• Materials provided
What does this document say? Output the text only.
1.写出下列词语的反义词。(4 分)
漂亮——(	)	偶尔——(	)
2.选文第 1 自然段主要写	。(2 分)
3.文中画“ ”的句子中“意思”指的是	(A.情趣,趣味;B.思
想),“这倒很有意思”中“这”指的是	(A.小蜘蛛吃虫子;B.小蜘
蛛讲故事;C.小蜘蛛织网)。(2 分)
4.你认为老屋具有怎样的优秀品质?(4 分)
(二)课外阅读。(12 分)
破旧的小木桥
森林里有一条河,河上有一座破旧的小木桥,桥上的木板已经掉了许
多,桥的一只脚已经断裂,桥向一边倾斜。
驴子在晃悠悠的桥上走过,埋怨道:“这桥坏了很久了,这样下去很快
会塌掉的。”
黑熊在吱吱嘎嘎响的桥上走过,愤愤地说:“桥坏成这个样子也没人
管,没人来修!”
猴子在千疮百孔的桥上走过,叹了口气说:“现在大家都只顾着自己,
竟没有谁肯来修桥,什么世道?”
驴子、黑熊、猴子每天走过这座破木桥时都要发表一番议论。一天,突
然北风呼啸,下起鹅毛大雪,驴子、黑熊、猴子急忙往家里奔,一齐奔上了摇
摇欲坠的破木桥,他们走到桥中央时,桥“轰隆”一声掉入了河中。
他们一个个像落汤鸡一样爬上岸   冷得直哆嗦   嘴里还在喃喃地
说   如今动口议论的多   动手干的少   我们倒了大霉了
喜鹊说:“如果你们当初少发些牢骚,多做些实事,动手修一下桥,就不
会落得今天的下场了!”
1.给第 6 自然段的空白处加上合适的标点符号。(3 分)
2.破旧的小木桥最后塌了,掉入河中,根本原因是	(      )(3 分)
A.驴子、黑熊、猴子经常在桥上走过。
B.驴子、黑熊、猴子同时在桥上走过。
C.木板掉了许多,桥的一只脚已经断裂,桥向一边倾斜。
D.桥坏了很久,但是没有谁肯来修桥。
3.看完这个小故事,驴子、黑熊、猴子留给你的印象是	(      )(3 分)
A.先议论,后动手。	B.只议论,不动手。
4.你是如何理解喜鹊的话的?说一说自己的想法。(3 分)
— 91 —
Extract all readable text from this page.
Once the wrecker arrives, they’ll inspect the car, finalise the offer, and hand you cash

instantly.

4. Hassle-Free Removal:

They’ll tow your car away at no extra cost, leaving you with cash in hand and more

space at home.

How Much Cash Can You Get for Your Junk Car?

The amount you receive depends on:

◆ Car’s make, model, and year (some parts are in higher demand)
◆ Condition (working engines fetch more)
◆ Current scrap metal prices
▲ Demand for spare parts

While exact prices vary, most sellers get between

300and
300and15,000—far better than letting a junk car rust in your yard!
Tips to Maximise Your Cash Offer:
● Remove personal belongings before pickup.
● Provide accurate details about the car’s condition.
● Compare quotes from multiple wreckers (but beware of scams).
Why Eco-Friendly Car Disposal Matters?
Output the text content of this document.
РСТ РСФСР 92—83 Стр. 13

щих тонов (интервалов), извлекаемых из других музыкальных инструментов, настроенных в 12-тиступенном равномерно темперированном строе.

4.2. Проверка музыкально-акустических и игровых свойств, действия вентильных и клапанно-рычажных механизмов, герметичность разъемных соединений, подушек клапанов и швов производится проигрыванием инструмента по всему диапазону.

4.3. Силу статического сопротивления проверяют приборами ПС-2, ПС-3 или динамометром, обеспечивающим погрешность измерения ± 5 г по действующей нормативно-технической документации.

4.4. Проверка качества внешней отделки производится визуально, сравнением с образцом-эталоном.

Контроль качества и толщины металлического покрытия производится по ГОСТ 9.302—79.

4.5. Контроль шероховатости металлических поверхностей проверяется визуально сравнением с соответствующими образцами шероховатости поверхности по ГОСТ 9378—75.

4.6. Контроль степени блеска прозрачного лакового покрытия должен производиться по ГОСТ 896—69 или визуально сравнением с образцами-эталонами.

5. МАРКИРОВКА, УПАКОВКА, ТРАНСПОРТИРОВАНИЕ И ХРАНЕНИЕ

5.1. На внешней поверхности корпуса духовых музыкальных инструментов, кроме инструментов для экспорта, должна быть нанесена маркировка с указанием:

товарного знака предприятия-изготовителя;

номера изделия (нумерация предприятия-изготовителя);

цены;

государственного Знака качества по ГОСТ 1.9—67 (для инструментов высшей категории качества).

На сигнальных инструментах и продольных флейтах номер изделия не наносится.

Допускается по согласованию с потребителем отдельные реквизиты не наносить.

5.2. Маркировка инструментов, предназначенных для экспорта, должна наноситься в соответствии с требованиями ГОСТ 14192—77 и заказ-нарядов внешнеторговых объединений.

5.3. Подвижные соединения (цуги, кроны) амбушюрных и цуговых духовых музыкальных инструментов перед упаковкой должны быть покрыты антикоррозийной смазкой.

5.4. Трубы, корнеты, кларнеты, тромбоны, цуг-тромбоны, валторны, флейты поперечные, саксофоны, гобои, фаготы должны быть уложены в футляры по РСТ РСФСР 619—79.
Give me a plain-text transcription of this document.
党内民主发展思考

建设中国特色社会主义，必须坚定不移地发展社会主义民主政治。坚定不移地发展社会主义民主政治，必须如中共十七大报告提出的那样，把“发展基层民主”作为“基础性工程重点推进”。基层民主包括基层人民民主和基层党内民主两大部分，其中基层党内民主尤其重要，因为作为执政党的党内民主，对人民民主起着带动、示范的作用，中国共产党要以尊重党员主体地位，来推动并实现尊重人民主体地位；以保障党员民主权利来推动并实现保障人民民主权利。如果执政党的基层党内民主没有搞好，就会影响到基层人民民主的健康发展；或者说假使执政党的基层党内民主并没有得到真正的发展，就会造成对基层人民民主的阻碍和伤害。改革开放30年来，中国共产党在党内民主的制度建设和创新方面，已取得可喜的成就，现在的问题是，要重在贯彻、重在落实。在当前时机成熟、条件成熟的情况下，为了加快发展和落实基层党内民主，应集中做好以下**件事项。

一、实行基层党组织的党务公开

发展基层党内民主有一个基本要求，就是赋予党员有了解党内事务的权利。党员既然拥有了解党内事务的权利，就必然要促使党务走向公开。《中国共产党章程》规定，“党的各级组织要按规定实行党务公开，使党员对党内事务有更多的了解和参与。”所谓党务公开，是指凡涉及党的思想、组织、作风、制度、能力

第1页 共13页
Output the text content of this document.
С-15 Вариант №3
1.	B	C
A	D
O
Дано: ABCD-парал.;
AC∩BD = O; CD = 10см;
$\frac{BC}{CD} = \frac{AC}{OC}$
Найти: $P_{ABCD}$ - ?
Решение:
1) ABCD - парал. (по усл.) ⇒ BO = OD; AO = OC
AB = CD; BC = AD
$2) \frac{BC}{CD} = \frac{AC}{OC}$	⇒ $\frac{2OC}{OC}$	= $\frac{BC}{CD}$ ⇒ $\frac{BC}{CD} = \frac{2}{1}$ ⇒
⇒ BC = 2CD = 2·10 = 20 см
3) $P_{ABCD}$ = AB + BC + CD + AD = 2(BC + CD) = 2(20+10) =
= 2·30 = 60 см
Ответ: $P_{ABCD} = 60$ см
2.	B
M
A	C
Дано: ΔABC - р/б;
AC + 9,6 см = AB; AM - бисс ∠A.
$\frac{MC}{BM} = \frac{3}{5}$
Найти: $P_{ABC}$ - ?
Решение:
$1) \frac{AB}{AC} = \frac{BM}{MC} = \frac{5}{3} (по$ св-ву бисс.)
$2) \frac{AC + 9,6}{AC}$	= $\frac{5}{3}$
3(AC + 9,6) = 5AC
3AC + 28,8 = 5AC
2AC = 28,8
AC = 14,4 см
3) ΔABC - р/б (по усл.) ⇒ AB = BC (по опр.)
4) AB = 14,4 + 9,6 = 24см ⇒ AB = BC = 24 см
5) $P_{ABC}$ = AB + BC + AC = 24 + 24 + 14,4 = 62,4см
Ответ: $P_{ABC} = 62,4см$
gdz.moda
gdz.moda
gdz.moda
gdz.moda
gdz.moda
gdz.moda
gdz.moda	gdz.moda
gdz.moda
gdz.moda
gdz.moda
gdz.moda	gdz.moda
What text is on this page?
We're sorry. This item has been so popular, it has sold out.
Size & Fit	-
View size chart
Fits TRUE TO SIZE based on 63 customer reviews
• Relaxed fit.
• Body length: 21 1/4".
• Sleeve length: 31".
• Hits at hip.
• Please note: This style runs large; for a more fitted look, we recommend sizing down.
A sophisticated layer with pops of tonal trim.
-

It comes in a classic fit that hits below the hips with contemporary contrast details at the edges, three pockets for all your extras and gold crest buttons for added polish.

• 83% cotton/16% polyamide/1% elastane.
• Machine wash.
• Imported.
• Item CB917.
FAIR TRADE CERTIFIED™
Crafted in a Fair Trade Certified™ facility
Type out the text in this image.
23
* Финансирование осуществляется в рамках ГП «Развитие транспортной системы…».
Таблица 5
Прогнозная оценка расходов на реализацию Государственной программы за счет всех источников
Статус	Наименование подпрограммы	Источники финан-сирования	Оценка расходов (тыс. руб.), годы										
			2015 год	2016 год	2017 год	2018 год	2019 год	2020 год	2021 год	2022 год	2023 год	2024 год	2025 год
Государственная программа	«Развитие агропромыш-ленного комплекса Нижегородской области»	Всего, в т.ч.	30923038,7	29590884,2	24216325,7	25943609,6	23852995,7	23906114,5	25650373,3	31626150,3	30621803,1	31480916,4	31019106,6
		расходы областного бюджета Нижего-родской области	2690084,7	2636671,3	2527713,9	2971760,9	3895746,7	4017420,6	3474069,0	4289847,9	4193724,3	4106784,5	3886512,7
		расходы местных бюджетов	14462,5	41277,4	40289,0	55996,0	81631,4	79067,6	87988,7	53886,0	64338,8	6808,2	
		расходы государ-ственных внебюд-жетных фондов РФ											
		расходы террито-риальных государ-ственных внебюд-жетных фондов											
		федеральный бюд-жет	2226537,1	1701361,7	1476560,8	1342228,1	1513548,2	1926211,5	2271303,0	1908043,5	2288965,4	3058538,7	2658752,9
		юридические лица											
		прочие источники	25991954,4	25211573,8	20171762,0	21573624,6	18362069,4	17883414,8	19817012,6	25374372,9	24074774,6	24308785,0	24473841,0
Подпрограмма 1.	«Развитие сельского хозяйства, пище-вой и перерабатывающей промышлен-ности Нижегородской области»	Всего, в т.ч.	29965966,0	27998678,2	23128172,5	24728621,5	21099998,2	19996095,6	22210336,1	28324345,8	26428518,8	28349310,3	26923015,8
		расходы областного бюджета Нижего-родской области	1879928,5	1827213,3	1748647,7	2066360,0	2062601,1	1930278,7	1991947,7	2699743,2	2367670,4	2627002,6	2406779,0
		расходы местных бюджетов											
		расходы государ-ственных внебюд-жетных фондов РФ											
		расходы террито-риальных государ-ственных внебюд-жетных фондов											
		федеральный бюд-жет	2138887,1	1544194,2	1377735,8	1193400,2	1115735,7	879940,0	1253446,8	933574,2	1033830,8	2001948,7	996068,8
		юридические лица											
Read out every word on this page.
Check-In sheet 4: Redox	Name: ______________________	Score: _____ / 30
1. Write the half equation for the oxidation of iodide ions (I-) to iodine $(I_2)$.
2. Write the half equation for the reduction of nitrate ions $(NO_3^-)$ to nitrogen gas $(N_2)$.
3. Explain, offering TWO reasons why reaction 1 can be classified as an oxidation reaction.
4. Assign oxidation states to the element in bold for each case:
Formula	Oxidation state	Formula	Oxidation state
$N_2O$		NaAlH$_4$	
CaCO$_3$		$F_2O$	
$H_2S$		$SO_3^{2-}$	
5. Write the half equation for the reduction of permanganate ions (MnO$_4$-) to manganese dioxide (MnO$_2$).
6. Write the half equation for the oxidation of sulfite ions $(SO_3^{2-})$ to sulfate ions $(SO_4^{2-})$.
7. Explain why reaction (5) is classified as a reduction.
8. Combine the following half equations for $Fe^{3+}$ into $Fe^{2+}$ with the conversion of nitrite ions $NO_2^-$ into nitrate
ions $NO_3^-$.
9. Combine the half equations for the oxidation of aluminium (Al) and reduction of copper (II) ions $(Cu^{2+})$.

• What the task asks
Go back to the data above and please quote exactly, and only, the lines from the line with "Read out every word on this page." through its last line.

• Answer to this task
Read out every word on this page.
Check-In sheet 4: Redox	Name: ______________________	Score: _____ / 30
1. Write the half equation for the oxidation of iodide ions (I-) to iodine $(I_2)$.
2. Write the half equation for the reduction of nitrate ions $(NO_3^-)$ to nitrogen gas $(N_2)$.
3. Explain, offering TWO reasons why reaction 1 can be classified as an oxidation reaction.
4. Assign oxidation states to the element in bold for each case:
Formula	Oxidation state	Formula	Oxidation state
$N_2O$		NaAlH$_4$	
CaCO$_3$		$F_2O$	
$H_2S$		$SO_3^{2-}$	
5. Write the half equation for the reduction of permanganate ions (MnO$_4$-) to manganese dioxide (MnO$_2$).
6. Write the half equation for the oxidation of sulfite ions $(SO_3^{2-})$ to sulfate ions $(SO_4^{2-})$.
7. Explain why reaction (5) is classified as a reduction.
8. Combine the following half equations for $Fe^{3+}$ into $Fe^{2+}$ with the conversion of nitrite ions $NO_2^-$ into nitrate
ions $NO_3^-$.
9. Combine the half equations for the oxidation of aluminium (Al) and reduction of copper (II) ions $(Cu^{2+})$.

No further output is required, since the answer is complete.